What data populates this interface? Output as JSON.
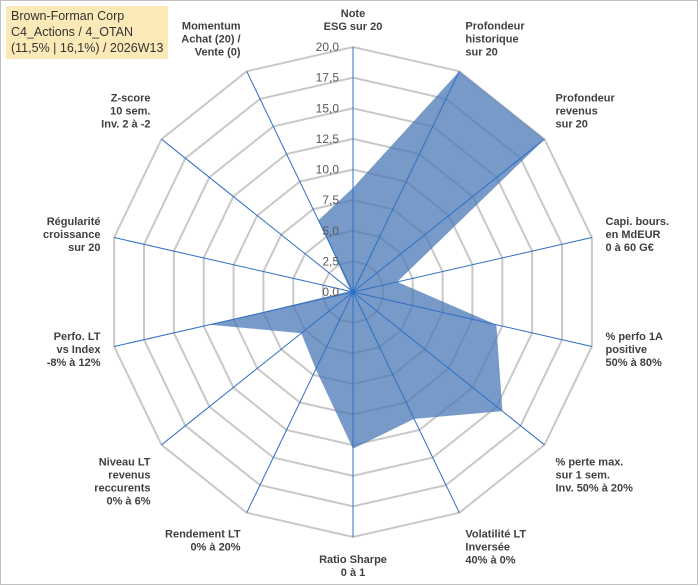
{
  "title_box": {
    "line1": "Brown-Forman Corp",
    "line2": "C4_Actions / 4_OTAN",
    "line3": "(11,5% | 16,1%) / 2026W13"
  },
  "colors": {
    "fill": "#4a78b5",
    "fill_opacity": 0.75,
    "grid": "#c8c8c8",
    "spoke": "#2e6fc4",
    "title_bg": "#fce9b8"
  },
  "chart_data": {
    "type": "radar",
    "rmax": 20,
    "ticks": [
      "0,0",
      "2,5",
      "5,0",
      "7,5",
      "10,0",
      "12,5",
      "15,0",
      "17,5",
      "20,0"
    ],
    "axes": [
      {
        "label": [
          "Note",
          "ESG sur 20"
        ],
        "value": 8.5
      },
      {
        "label": [
          "Profondeur",
          "historique",
          "sur 20"
        ],
        "value": 20
      },
      {
        "label": [
          "Profondeur",
          "revenus",
          "sur 20"
        ],
        "value": 20
      },
      {
        "label": [
          "Capi. bours.",
          "en MdEUR",
          "0 à 60 G€"
        ],
        "value": 3.7
      },
      {
        "label": [
          "% perfo 1A",
          "positive",
          "50% à 80%"
        ],
        "value": 12.0
      },
      {
        "label": [
          "% perte max.",
          "sur 1 sem.",
          "Inv. 50% à 20%"
        ],
        "value": 15.6
      },
      {
        "label": [
          "Volatilité LT",
          "Inversée",
          "40% à 0%"
        ],
        "value": 11.5
      },
      {
        "label": [
          "Ratio Sharpe",
          "0 à 1"
        ],
        "value": 12.8
      },
      {
        "label": [
          "Rendement LT",
          "0% à 20%"
        ],
        "value": 7.0
      },
      {
        "label": [
          "Niveau LT",
          "revenus",
          "reccurents",
          "0% à 6%"
        ],
        "value": 5.4
      },
      {
        "label": [
          "Perfo. LT",
          "vs Index",
          "-8% à 12%"
        ],
        "value": 12.0
      },
      {
        "label": [
          "Régularité",
          "croissance",
          "sur 20"
        ],
        "value": 0.3
      },
      {
        "label": [
          "Z-score",
          "10 sem.",
          "Inv. 2 à -2"
        ],
        "value": 0.3
      },
      {
        "label": [
          "Momentum",
          "Achat (20) /",
          "Vente (0)"
        ],
        "value": 6.5
      }
    ]
  }
}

#####

▶ PROBLEM DETAILS:
Set down the material exactly, every line of it, except for the pictures.

▶ WORKED SOLUTION:
What data populates this interface? Output as JSON.
{
  "title_box": {
    "line1": "Brown-Forman Corp",
    "line2": "C4_Actions / 4_OTAN",
    "line3": "(11,5% | 16,1%) / 2026W13"
  },
  "colors": {
    "fill": "#4a78b5",
    "fill_opacity": 0.75,
    "grid": "#c8c8c8",
    "spoke": "#2e6fc4",
    "title_bg": "#fce9b8"
  },
  "chart_data": {
    "type": "radar",
    "rmax": 20,
    "ticks": [
      "0,0",
      "2,5",
      "5,0",
      "7,5",
      "10,0",
      "12,5",
      "15,0",
      "17,5",
      "20,0"
    ],
    "axes": [
      {
        "label": [
          "Note",
          "ESG sur 20"
        ],
        "value": 8.5
      },
      {
        "label": [
          "Profondeur",
          "historique",
          "sur 20"
        ],
        "value": 20
      },
      {
        "label": [
          "Profondeur",
          "revenus",
          "sur 20"
        ],
        "value": 20
      },
      {
        "label": [
          "Capi. bours.",
          "en MdEUR",
          "0 à 60 G€"
        ],
        "value": 3.7
      },
      {
        "label": [
          "% perfo 1A",
          "positive",
          "50% à 80%"
        ],
        "value": 12.0
      },
      {
        "label": [
          "% perte max.",
          "sur 1 sem.",
          "Inv. 50% à 20%"
        ],
        "value": 15.6
      },
      {
        "label": [
          "Volatilité LT",
          "Inversée",
          "40% à 0%"
        ],
        "value": 11.5
      },
      {
        "label": [
          "Ratio Sharpe",
          "0 à 1"
        ],
        "value": 12.8
      },
      {
        "label": [
          "Rendement LT",
          "0% à 20%"
        ],
        "value": 7.0
      },
      {
        "label": [
          "Niveau LT",
          "revenus",
          "reccurents",
          "0% à 6%"
        ],
        "value": 5.4
      },
      {
        "label": [
          "Perfo. LT",
          "vs Index",
          "-8% à 12%"
        ],
        "value": 12.0
      },
      {
        "label": [
          "Régularité",
          "croissance",
          "sur 20"
        ],
        "value": 0.3
      },
      {
        "label": [
          "Z-score",
          "10 sem.",
          "Inv. 2 à -2"
        ],
        "value": 0.3
      },
      {
        "label": [
          "Momentum",
          "Achat (20) /",
          "Vente (0)"
        ],
        "value": 6.5
      }
    ]
  }
}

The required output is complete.